▶ _Data to process_:
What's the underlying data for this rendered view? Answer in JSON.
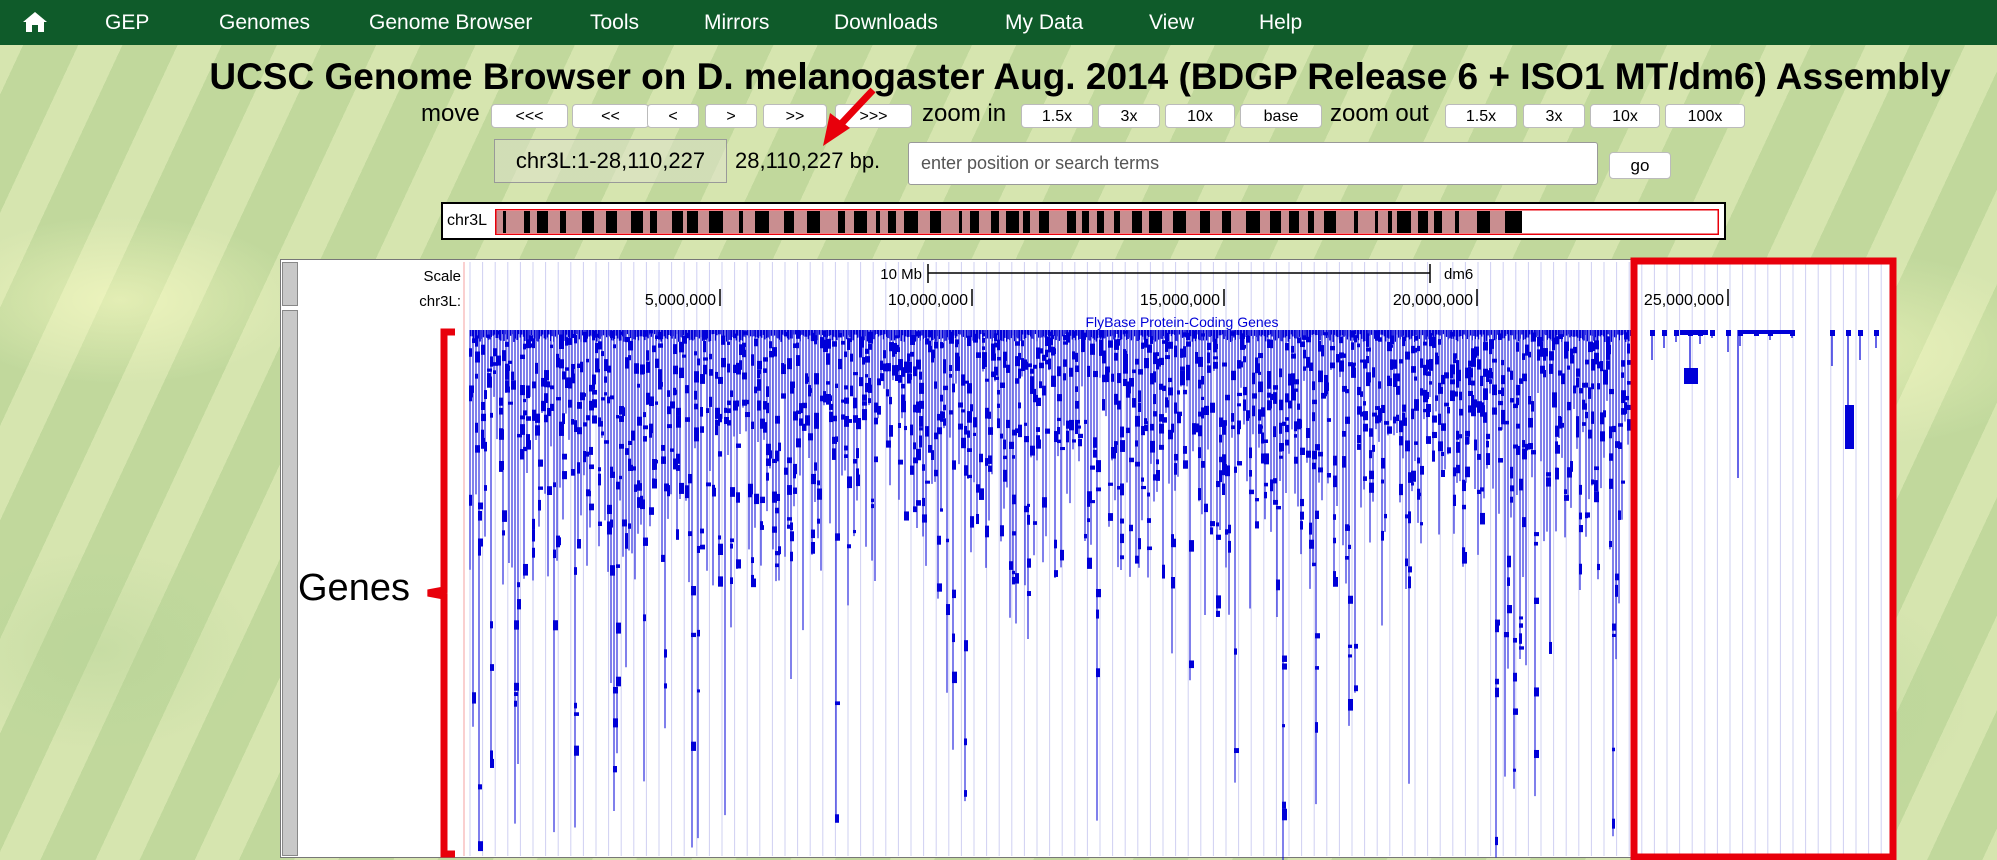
{
  "nav": {
    "home_icon": "home-icon",
    "items": [
      "GEP",
      "Genomes",
      "Genome Browser",
      "Tools",
      "Mirrors",
      "Downloads",
      "My Data",
      "View",
      "Help"
    ]
  },
  "title": "UCSC Genome Browser on D. melanogaster Aug. 2014 (BDGP Release 6 + ISO1 MT/dm6) Assembly",
  "controls": {
    "move_label": "move",
    "move_buttons": [
      "<<<",
      "<<",
      "<",
      ">",
      ">>",
      ">>>"
    ],
    "zoom_in_label": "zoom in",
    "zoom_in_buttons": [
      "1.5x",
      "3x",
      "10x",
      "base"
    ],
    "zoom_out_label": "zoom out",
    "zoom_out_buttons": [
      "1.5x",
      "3x",
      "10x",
      "100x"
    ]
  },
  "position": {
    "value": "chr3L:1-28,110,227",
    "size": "28,110,227 bp.",
    "search_placeholder": "enter position or search terms",
    "go_label": "go"
  },
  "ideogram": {
    "chrom_label": "chr3L"
  },
  "track": {
    "scale_label": "Scale",
    "scale_bar_text": "10 Mb",
    "assembly": "dm6",
    "chrom_label": "chr3L:",
    "ticks": [
      "5,000,000",
      "10,000,000",
      "15,000,000",
      "20,000,000",
      "25,000,000"
    ],
    "gene_track_title": "FlyBase Protein-Coding Genes"
  },
  "annotation": {
    "genes_label": "Genes",
    "highlight_color": "#e8000b",
    "gene_color": "#0000d8"
  }
}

▶ _Task to carry out_:
Copy each line of the data that contains the word "Genes", leaving the other lines out.

▶ _Result for this exercise_:
    "gene_track_title": "FlyBase Protein-Coding Genes"
    "genes_label": "Genes",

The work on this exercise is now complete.